▶ _What to produce_
Transcribe the data that follows precisely, omitting nothing.

▶ _Rows_
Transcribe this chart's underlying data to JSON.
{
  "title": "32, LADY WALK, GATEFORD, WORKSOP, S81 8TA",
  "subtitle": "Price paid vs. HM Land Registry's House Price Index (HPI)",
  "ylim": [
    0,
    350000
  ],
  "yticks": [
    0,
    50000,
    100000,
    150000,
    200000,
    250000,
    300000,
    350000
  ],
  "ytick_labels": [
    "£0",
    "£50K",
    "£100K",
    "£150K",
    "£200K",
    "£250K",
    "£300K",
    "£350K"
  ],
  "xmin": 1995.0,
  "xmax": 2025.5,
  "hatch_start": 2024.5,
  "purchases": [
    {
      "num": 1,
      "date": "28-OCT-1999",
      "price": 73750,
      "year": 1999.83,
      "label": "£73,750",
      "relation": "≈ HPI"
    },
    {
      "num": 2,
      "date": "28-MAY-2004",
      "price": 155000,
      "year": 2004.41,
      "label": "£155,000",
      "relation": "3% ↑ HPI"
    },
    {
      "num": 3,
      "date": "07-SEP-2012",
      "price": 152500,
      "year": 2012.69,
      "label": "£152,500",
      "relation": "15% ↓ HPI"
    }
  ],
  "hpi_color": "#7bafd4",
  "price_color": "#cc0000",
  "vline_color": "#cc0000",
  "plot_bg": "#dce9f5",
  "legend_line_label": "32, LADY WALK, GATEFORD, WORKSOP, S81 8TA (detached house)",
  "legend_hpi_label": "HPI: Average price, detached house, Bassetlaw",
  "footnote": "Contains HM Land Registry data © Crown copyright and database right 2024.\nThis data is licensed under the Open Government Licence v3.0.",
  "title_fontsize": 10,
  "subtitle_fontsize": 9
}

▶ _Result for this task_
Transcribe this chart's underlying data to JSON.
{
  "title": "32, LADY WALK, GATEFORD, WORKSOP, S81 8TA",
  "subtitle": "Price paid vs. HM Land Registry's House Price Index (HPI)",
  "ylim": [
    0,
    350000
  ],
  "yticks": [
    0,
    50000,
    100000,
    150000,
    200000,
    250000,
    300000,
    350000
  ],
  "ytick_labels": [
    "£0",
    "£50K",
    "£100K",
    "£150K",
    "£200K",
    "£250K",
    "£300K",
    "£350K"
  ],
  "xmin": 1995.0,
  "xmax": 2025.5,
  "hatch_start": 2024.5,
  "purchases": [
    {
      "num": 1,
      "date": "28-OCT-1999",
      "price": 73750,
      "year": 1999.83,
      "label": "£73,750",
      "relation": "≈ HPI"
    },
    {
      "num": 2,
      "date": "28-MAY-2004",
      "price": 155000,
      "year": 2004.41,
      "label": "£155,000",
      "relation": "3% ↑ HPI"
    },
    {
      "num": 3,
      "date": "07-SEP-2012",
      "price": 152500,
      "year": 2012.69,
      "label": "£152,500",
      "relation": "15% ↓ HPI"
    }
  ],
  "hpi_color": "#7bafd4",
  "price_color": "#cc0000",
  "vline_color": "#cc0000",
  "plot_bg": "#dce9f5",
  "legend_line_label": "32, LADY WALK, GATEFORD, WORKSOP, S81 8TA (detached house)",
  "legend_hpi_label": "HPI: Average price, detached house, Bassetlaw",
  "footnote": "Contains HM Land Registry data © Crown copyright and database right 2024.\nThis data is licensed under the Open Government Licence v3.0.",
  "title_fontsize": 10,
  "subtitle_fontsize": 9
}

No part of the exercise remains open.